Saved data entries
>> start
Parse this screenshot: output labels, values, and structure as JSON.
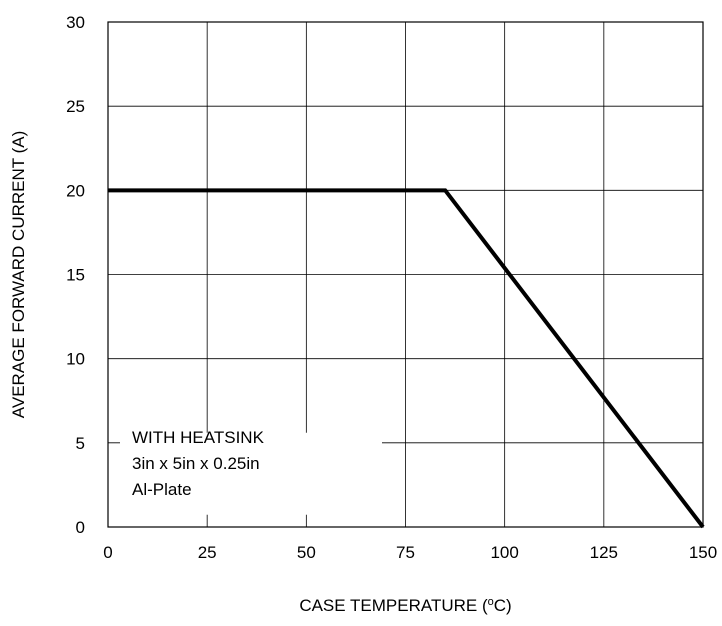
{
  "chart_data": {
    "type": "line",
    "title": "",
    "xlabel": "CASE TEMPERATURE (°C)",
    "xlabel_parts": {
      "before": "CASE TEMPERATURE (",
      "sup": "o",
      "after": "C)"
    },
    "ylabel": "AVERAGE FORWARD CURRENT (A)",
    "xlim": [
      0,
      150
    ],
    "ylim": [
      0,
      30
    ],
    "xticks": [
      0,
      25,
      50,
      75,
      100,
      125,
      150
    ],
    "yticks": [
      0,
      5,
      10,
      15,
      20,
      25,
      30
    ],
    "grid": true,
    "series": [
      {
        "x": [
          0,
          85,
          150
        ],
        "y": [
          20,
          20,
          0
        ],
        "color": "#000000"
      }
    ],
    "annotation": {
      "lines": [
        "WITH HEATSINK",
        "3in x 5in x 0.25in",
        "Al-Plate"
      ]
    }
  }
}
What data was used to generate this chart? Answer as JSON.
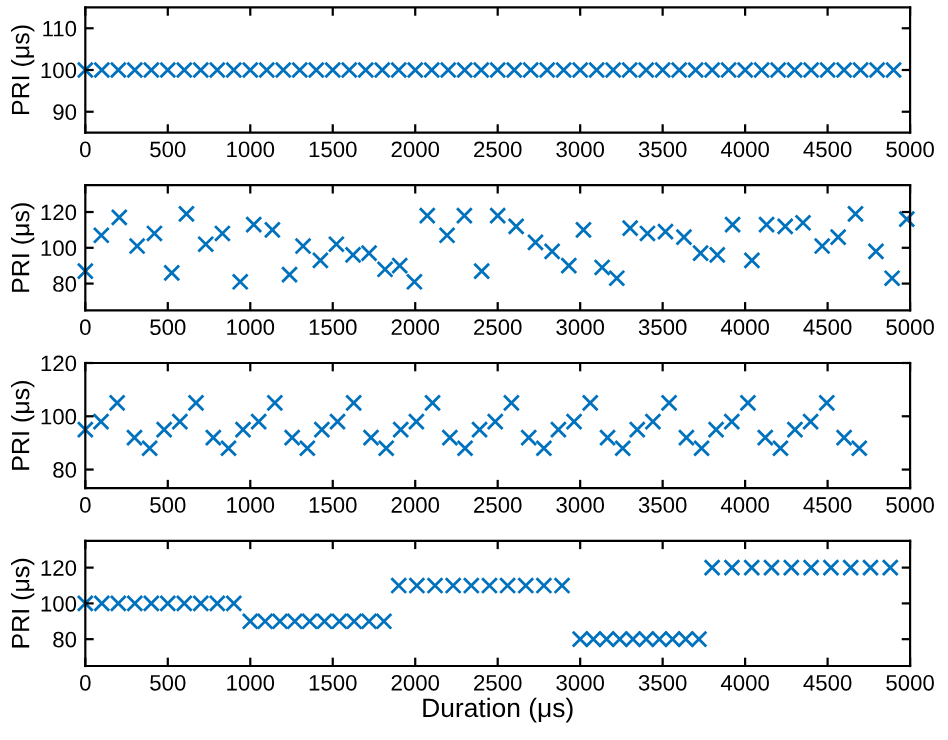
{
  "chart_data": [
    {
      "type": "scatter",
      "ylabel": "PRI (μs)",
      "marker": "cross",
      "grid": false,
      "xlim": [
        0,
        5000
      ],
      "xticks": [
        0,
        500,
        1000,
        1500,
        2000,
        2500,
        3000,
        3500,
        4000,
        4500,
        5000
      ],
      "ylim": [
        85,
        115
      ],
      "yticks": [
        90,
        100,
        110
      ],
      "series": [
        {
          "color": "#0072bd",
          "x": [
            0,
            100,
            200,
            300,
            400,
            500,
            600,
            700,
            800,
            900,
            1000,
            1100,
            1200,
            1300,
            1400,
            1500,
            1600,
            1700,
            1800,
            1900,
            2000,
            2100,
            2200,
            2300,
            2400,
            2500,
            2600,
            2700,
            2800,
            2900,
            3000,
            3100,
            3200,
            3300,
            3400,
            3500,
            3600,
            3700,
            3800,
            3900,
            4000,
            4100,
            4200,
            4300,
            4400,
            4500,
            4600,
            4700,
            4800,
            4900
          ],
          "values": [
            100,
            100,
            100,
            100,
            100,
            100,
            100,
            100,
            100,
            100,
            100,
            100,
            100,
            100,
            100,
            100,
            100,
            100,
            100,
            100,
            100,
            100,
            100,
            100,
            100,
            100,
            100,
            100,
            100,
            100,
            100,
            100,
            100,
            100,
            100,
            100,
            100,
            100,
            100,
            100,
            100,
            100,
            100,
            100,
            100,
            100,
            100,
            100,
            100,
            100
          ]
        }
      ]
    },
    {
      "type": "scatter",
      "ylabel": "PRI (μs)",
      "marker": "cross",
      "grid": false,
      "xlim": [
        0,
        5000
      ],
      "xticks": [
        0,
        500,
        1000,
        1500,
        2000,
        2500,
        3000,
        3500,
        4000,
        4500,
        5000
      ],
      "ylim": [
        65,
        135
      ],
      "yticks": [
        80,
        100,
        120
      ],
      "series": [
        {
          "color": "#0072bd",
          "x": [
            0,
            97,
            206,
            314,
            419,
            524,
            613,
            730,
            831,
            939,
            1021,
            1134,
            1238,
            1320,
            1425,
            1522,
            1623,
            1720,
            1817,
            1906,
            1995,
            2073,
            2193,
            2298,
            2403,
            2500,
            2612,
            2729,
            2830,
            2931,
            3020,
            3133,
            3222,
            3303,
            3408,
            3517,
            3629,
            3730,
            3831,
            3924,
            4041,
            4130,
            4243,
            4351,
            4467,
            4564,
            4669,
            4793,
            4891,
            4980
          ],
          "values": [
            87,
            107,
            117,
            101,
            108,
            86,
            119,
            102,
            108,
            81,
            113,
            110,
            85,
            101,
            93,
            102,
            96,
            97,
            88,
            90,
            81,
            118,
            107,
            118,
            87,
            118,
            112,
            103,
            98,
            90,
            110,
            89,
            83,
            111,
            108,
            109,
            106,
            97,
            96,
            113,
            93,
            113,
            112,
            114,
            101,
            106,
            119,
            98,
            83,
            116
          ]
        }
      ]
    },
    {
      "type": "scatter",
      "ylabel": "PRI (μs)",
      "marker": "cross",
      "grid": false,
      "xlim": [
        0,
        5000
      ],
      "xticks": [
        0,
        500,
        1000,
        1500,
        2000,
        2500,
        3000,
        3500,
        4000,
        4500,
        5000
      ],
      "ylim": [
        73,
        120
      ],
      "yticks": [
        80,
        100,
        120
      ],
      "series": [
        {
          "color": "#0072bd",
          "x": [
            0,
            95,
            193,
            298,
            390,
            478,
            573,
            671,
            776,
            868,
            956,
            1051,
            1149,
            1254,
            1346,
            1434,
            1529,
            1627,
            1732,
            1824,
            1912,
            2007,
            2105,
            2210,
            2302,
            2390,
            2485,
            2583,
            2688,
            2780,
            2868,
            2963,
            3061,
            3166,
            3258,
            3346,
            3441,
            3539,
            3644,
            3736,
            3824,
            3919,
            4017,
            4122,
            4214,
            4302,
            4397,
            4495,
            4600,
            4692
          ],
          "values": [
            95,
            98,
            105,
            92,
            88,
            95,
            98,
            105,
            92,
            88,
            95,
            98,
            105,
            92,
            88,
            95,
            98,
            105,
            92,
            88,
            95,
            98,
            105,
            92,
            88,
            95,
            98,
            105,
            92,
            88,
            95,
            98,
            105,
            92,
            88,
            95,
            98,
            105,
            92,
            88,
            95,
            98,
            105,
            92,
            88,
            95,
            98,
            105,
            92,
            88
          ]
        }
      ]
    },
    {
      "type": "scatter",
      "ylabel": "PRI (μs)",
      "xlabel": "Duration (μs)",
      "marker": "cross",
      "grid": false,
      "xlim": [
        0,
        5000
      ],
      "xticks": [
        0,
        500,
        1000,
        1500,
        2000,
        2500,
        3000,
        3500,
        4000,
        4500,
        5000
      ],
      "ylim": [
        65,
        135
      ],
      "yticks": [
        80,
        100,
        120
      ],
      "series": [
        {
          "color": "#0072bd",
          "x": [
            0,
            100,
            200,
            300,
            400,
            500,
            600,
            700,
            800,
            900,
            1000,
            1090,
            1180,
            1270,
            1360,
            1450,
            1540,
            1630,
            1720,
            1810,
            1900,
            2010,
            2120,
            2230,
            2340,
            2450,
            2560,
            2670,
            2780,
            2890,
            3000,
            3080,
            3160,
            3240,
            3320,
            3400,
            3480,
            3560,
            3640,
            3720,
            3800,
            3920,
            4040,
            4160,
            4280,
            4400,
            4520,
            4640,
            4760,
            4880
          ],
          "values": [
            100,
            100,
            100,
            100,
            100,
            100,
            100,
            100,
            100,
            100,
            90,
            90,
            90,
            90,
            90,
            90,
            90,
            90,
            90,
            90,
            110,
            110,
            110,
            110,
            110,
            110,
            110,
            110,
            110,
            110,
            80,
            80,
            80,
            80,
            80,
            80,
            80,
            80,
            80,
            80,
            120,
            120,
            120,
            120,
            120,
            120,
            120,
            120,
            120,
            120
          ]
        }
      ]
    }
  ]
}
>> end
→ **Given request**
Determine how many lines of the listing above include the word "CASE", and report that number only.

→ **Result for this task**
2